◆ **INFORMATION PROVIDED**
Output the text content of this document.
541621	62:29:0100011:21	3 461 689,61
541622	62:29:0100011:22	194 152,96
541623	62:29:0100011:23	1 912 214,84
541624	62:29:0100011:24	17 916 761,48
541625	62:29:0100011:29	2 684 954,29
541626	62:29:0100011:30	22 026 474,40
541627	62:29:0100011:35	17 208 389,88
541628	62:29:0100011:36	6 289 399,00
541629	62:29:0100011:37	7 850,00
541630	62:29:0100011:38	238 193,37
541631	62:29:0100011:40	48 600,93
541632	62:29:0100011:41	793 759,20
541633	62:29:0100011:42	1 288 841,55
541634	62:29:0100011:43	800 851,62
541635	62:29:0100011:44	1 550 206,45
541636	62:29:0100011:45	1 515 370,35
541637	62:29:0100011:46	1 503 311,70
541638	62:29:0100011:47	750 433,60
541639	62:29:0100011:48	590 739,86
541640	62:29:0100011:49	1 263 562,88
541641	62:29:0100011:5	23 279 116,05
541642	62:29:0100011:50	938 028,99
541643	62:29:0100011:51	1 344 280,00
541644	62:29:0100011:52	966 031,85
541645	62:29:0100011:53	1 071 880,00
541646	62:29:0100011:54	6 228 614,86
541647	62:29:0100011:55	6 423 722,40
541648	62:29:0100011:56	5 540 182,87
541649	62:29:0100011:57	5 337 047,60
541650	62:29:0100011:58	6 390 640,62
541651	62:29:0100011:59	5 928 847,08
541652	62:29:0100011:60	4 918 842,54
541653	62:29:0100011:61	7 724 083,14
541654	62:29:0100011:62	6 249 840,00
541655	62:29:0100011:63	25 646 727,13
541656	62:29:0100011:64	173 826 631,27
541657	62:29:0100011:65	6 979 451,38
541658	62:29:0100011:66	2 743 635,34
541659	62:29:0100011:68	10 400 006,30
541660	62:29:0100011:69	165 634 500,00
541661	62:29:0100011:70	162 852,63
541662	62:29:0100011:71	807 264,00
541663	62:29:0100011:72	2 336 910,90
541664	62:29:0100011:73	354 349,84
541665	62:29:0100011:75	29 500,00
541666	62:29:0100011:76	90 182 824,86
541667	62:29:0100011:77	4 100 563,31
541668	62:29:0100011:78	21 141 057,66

◆ **GIVEN INSTRUCTION**
Copy every line exactly. Leave nothing out.

◆ **IN RESPONSE**
Output the text content of this document.
541621	62:29:0100011:21	3 461 689,61
541622	62:29:0100011:22	194 152,96
541623	62:29:0100011:23	1 912 214,84
541624	62:29:0100011:24	17 916 761,48
541625	62:29:0100011:29	2 684 954,29
541626	62:29:0100011:30	22 026 474,40
541627	62:29:0100011:35	17 208 389,88
541628	62:29:0100011:36	6 289 399,00
541629	62:29:0100011:37	7 850,00
541630	62:29:0100011:38	238 193,37
541631	62:29:0100011:40	48 600,93
541632	62:29:0100011:41	793 759,20
541633	62:29:0100011:42	1 288 841,55
541634	62:29:0100011:43	800 851,62
541635	62:29:0100011:44	1 550 206,45
541636	62:29:0100011:45	1 515 370,35
541637	62:29:0100011:46	1 503 311,70
541638	62:29:0100011:47	750 433,60
541639	62:29:0100011:48	590 739,86
541640	62:29:0100011:49	1 263 562,88
541641	62:29:0100011:5	23 279 116,05
541642	62:29:0100011:50	938 028,99
541643	62:29:0100011:51	1 344 280,00
541644	62:29:0100011:52	966 031,85
541645	62:29:0100011:53	1 071 880,00
541646	62:29:0100011:54	6 228 614,86
541647	62:29:0100011:55	6 423 722,40
541648	62:29:0100011:56	5 540 182,87
541649	62:29:0100011:57	5 337 047,60
541650	62:29:0100011:58	6 390 640,62
541651	62:29:0100011:59	5 928 847,08
541652	62:29:0100011:60	4 918 842,54
541653	62:29:0100011:61	7 724 083,14
541654	62:29:0100011:62	6 249 840,00
541655	62:29:0100011:63	25 646 727,13
541656	62:29:0100011:64	173 826 631,27
541657	62:29:0100011:65	6 979 451,38
541658	62:29:0100011:66	2 743 635,34
541659	62:29:0100011:68	10 400 006,30
541660	62:29:0100011:69	165 634 500,00
541661	62:29:0100011:70	162 852,63
541662	62:29:0100011:71	807 264,00
541663	62:29:0100011:72	2 336 910,90
541664	62:29:0100011:73	354 349,84
541665	62:29:0100011:75	29 500,00
541666	62:29:0100011:76	90 182 824,86
541667	62:29:0100011:77	4 100 563,31
541668	62:29:0100011:78	21 141 057,66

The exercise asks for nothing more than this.